** BEGIN **

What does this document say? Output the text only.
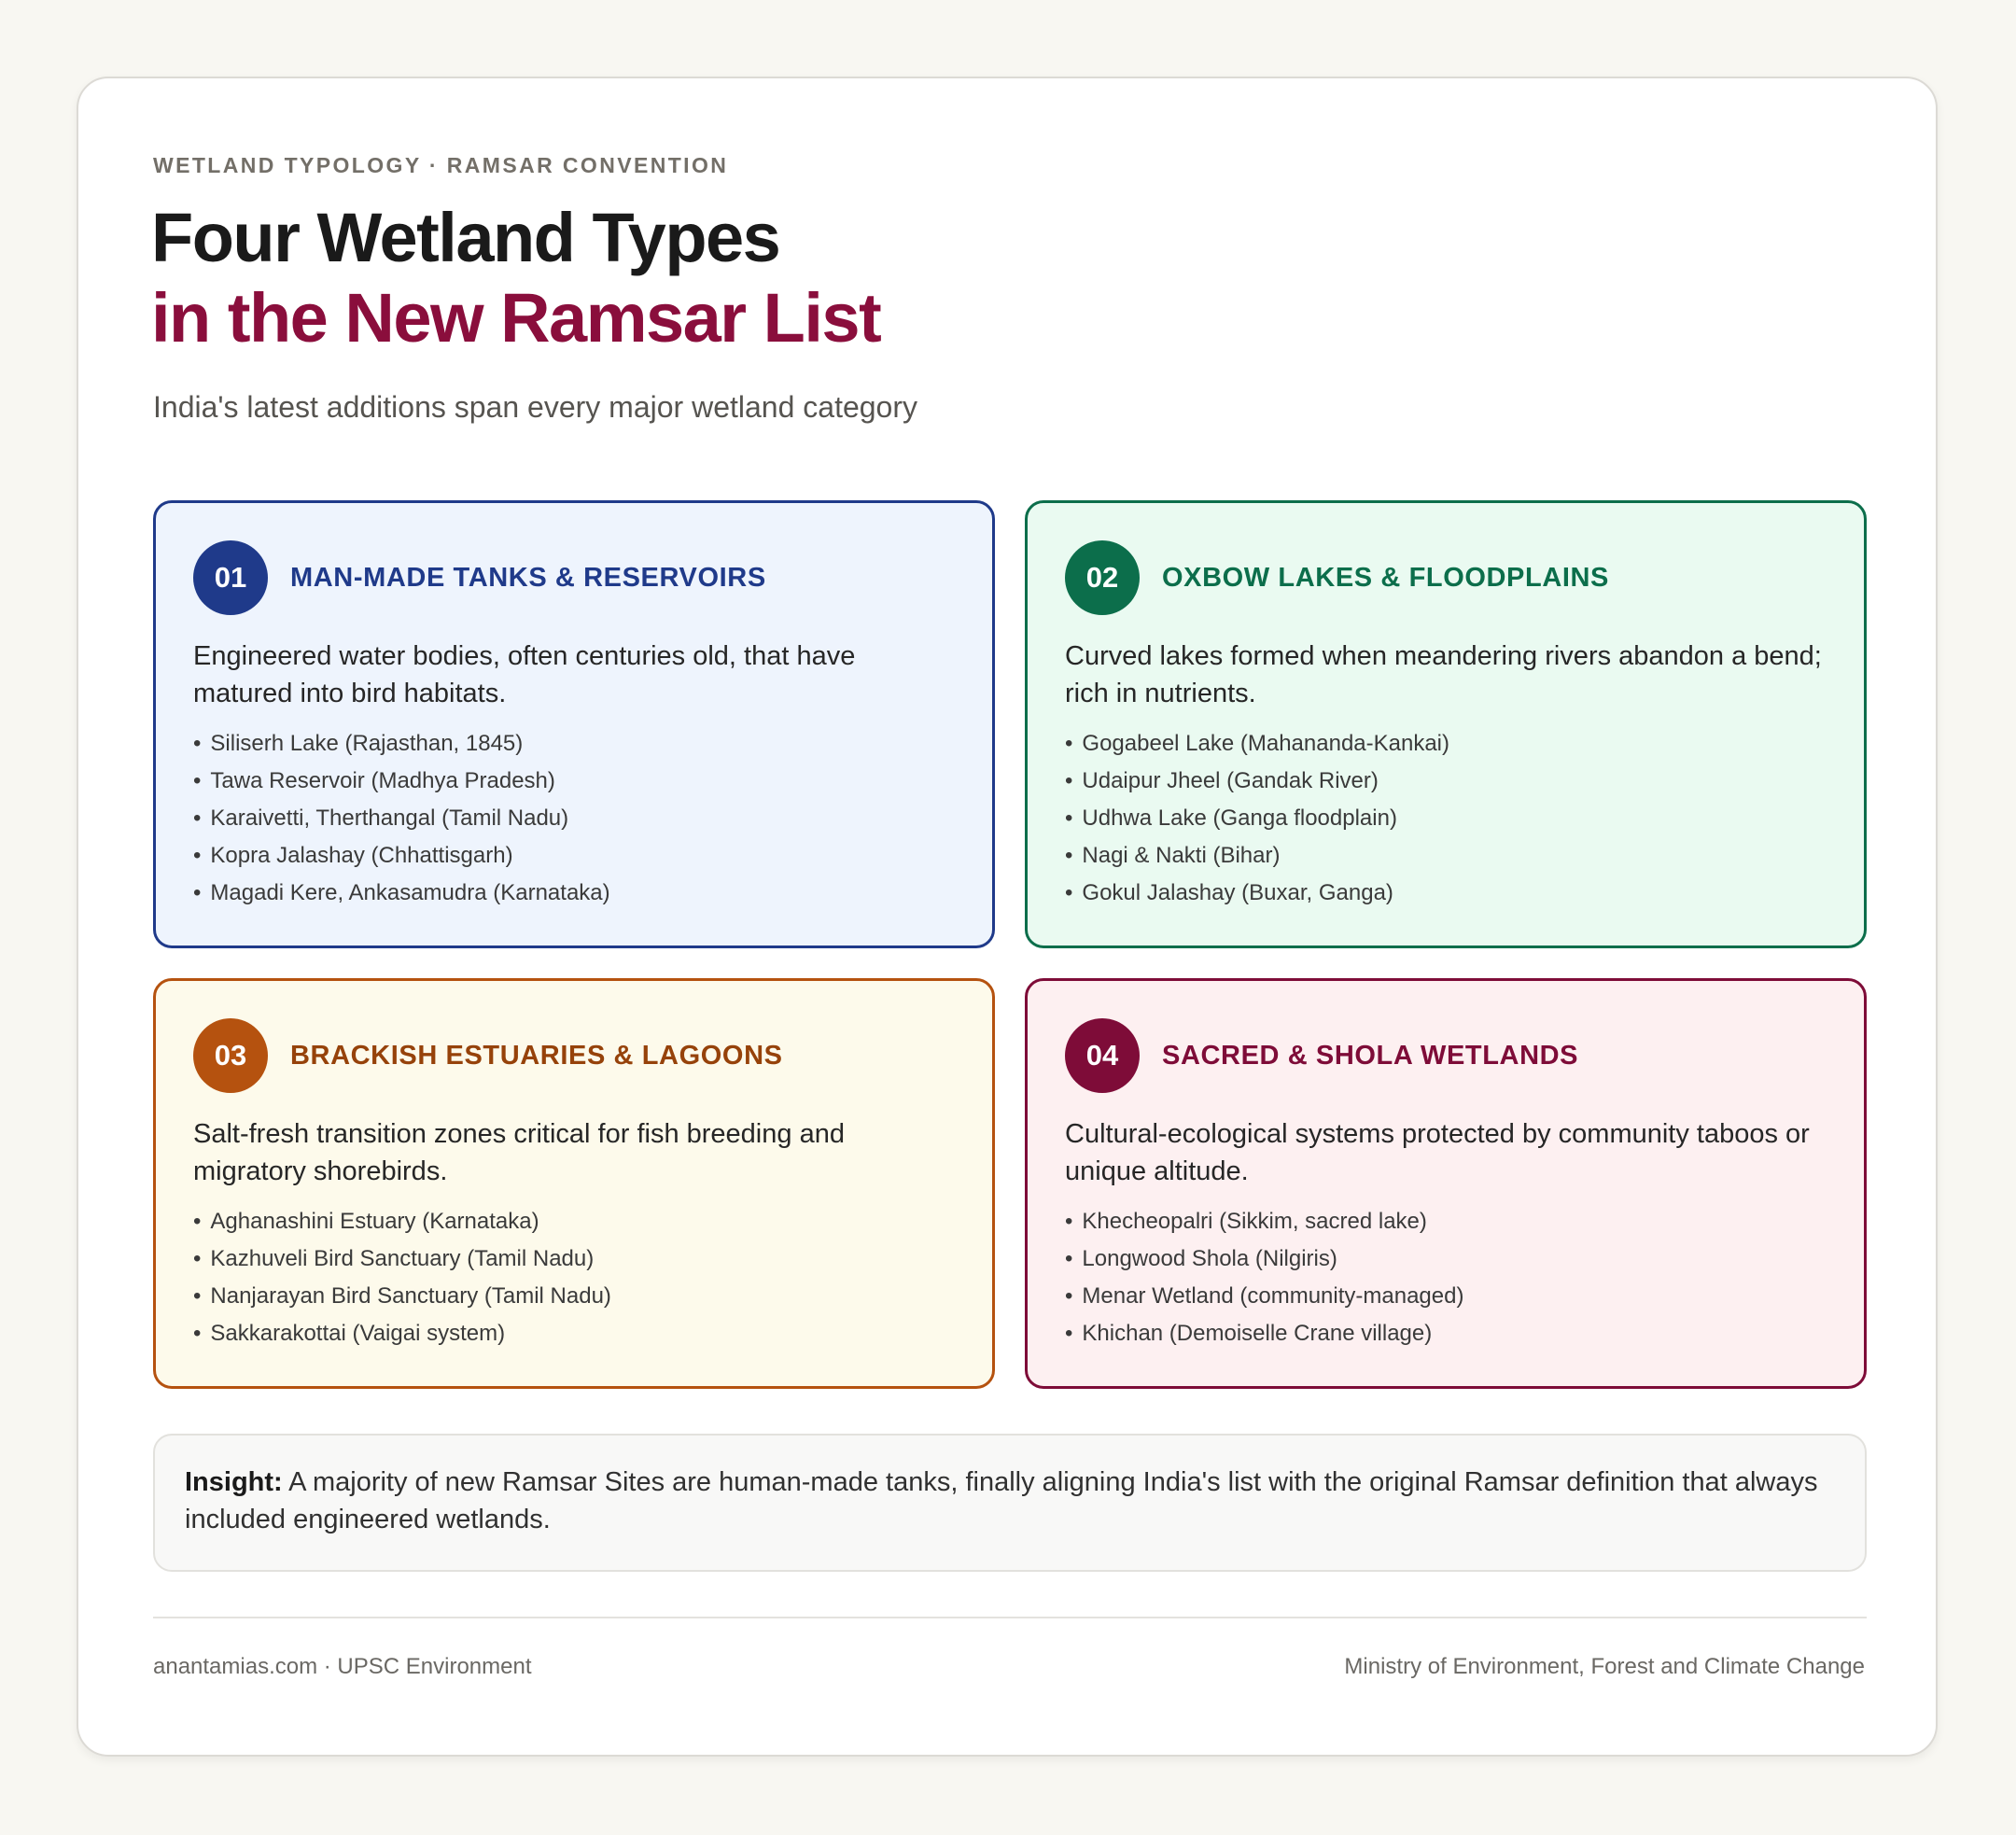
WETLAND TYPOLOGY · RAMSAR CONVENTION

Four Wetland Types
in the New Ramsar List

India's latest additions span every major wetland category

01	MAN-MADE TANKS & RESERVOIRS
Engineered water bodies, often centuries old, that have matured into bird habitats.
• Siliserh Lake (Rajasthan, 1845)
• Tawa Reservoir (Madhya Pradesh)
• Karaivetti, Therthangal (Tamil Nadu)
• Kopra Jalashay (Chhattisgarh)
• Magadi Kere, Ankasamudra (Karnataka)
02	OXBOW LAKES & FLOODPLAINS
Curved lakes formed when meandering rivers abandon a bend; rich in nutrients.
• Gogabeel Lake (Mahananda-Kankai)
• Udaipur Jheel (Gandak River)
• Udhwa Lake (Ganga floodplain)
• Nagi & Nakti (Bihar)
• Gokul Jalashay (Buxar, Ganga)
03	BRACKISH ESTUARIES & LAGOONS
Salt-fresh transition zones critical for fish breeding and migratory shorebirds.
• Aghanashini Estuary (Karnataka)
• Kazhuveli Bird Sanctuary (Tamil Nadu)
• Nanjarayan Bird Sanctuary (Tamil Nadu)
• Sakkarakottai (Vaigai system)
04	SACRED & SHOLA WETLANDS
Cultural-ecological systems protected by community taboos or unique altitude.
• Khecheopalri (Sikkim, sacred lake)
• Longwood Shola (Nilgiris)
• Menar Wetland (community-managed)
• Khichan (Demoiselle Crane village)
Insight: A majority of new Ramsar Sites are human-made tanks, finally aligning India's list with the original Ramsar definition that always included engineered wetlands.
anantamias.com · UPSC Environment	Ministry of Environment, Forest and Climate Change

** END **

TASK DETAILS —
Count the lines of these entries that hold the string "India", and give only that number.

SOLUTION FOR THIS EXERCISE —
2